PROBLEM TO WORK ON: Locate every line in the entries below that contains the string "optical" and copy each one. Matches are case-sensitive.

STORED DATA:
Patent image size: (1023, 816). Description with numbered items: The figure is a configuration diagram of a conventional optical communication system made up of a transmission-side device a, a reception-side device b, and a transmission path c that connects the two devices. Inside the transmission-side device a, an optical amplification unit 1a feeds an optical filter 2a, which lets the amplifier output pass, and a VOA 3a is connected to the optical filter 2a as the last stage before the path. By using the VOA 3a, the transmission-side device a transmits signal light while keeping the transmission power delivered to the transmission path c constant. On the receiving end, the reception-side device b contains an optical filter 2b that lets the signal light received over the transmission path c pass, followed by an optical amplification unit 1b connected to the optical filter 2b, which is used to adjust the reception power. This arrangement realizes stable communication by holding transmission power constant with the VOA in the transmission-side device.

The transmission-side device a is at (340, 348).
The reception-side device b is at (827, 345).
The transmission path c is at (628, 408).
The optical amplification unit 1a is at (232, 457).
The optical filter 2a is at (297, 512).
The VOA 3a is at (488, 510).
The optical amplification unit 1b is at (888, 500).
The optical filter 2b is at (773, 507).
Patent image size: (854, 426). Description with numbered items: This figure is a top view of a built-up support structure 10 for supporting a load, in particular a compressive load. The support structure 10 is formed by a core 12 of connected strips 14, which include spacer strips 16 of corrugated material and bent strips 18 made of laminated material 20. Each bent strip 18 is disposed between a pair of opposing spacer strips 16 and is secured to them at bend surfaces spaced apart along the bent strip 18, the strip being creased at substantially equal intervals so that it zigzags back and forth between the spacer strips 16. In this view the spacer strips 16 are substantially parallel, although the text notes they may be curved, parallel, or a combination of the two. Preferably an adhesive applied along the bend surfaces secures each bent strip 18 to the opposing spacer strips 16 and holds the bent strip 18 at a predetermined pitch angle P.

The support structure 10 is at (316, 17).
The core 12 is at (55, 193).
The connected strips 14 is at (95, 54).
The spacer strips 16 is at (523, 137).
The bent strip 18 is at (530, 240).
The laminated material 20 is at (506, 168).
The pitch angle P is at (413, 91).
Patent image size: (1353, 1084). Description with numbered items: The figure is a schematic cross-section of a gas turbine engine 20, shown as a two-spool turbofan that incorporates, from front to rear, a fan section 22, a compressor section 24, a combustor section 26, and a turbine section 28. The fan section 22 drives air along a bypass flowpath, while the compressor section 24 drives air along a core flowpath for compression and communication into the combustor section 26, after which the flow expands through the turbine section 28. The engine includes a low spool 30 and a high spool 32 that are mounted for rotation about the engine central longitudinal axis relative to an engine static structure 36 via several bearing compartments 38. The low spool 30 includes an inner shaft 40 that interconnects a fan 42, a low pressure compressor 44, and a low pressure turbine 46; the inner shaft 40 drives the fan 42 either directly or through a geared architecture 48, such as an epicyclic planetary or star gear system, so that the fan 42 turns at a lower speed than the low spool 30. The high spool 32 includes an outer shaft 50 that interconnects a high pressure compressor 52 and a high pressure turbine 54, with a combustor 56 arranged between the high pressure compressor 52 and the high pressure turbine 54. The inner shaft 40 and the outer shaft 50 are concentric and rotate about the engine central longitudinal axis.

ANSWER TO THIS TASK:
Patent image size: (1023, 816). Description with numbered items: The figure is a configuration diagram of a conventional optical communication system made up of a transmission-side device a, a reception-side device b, and a transmission path c that connects the two devices. Inside the transmission-side device a, an optical amplification unit 1a feeds an optical filter 2a, which lets the amplifier output pass, and a VOA 3a is connected to the optical filter 2a as the last stage before the path. By using the VOA 3a, the transmission-side device a transmits signal light while keeping the transmission power delivered to the transmission path c constant. On the receiving end, the reception-side device b contains an optical filter 2b that lets the signal light received over the transmission path c pass, followed by an optical amplification unit 1b connected to the optical filter 2b, which is used to adjust the reception power. This arrangement realizes stable communication by holding transmission power constant with the VOA in the transmission-side device.
The optical amplification unit 1a is at (232, 457).
The optical filter 2a is at (297, 512).
The optical amplification unit 1b is at (888, 500).
The optical filter 2b is at (773, 507).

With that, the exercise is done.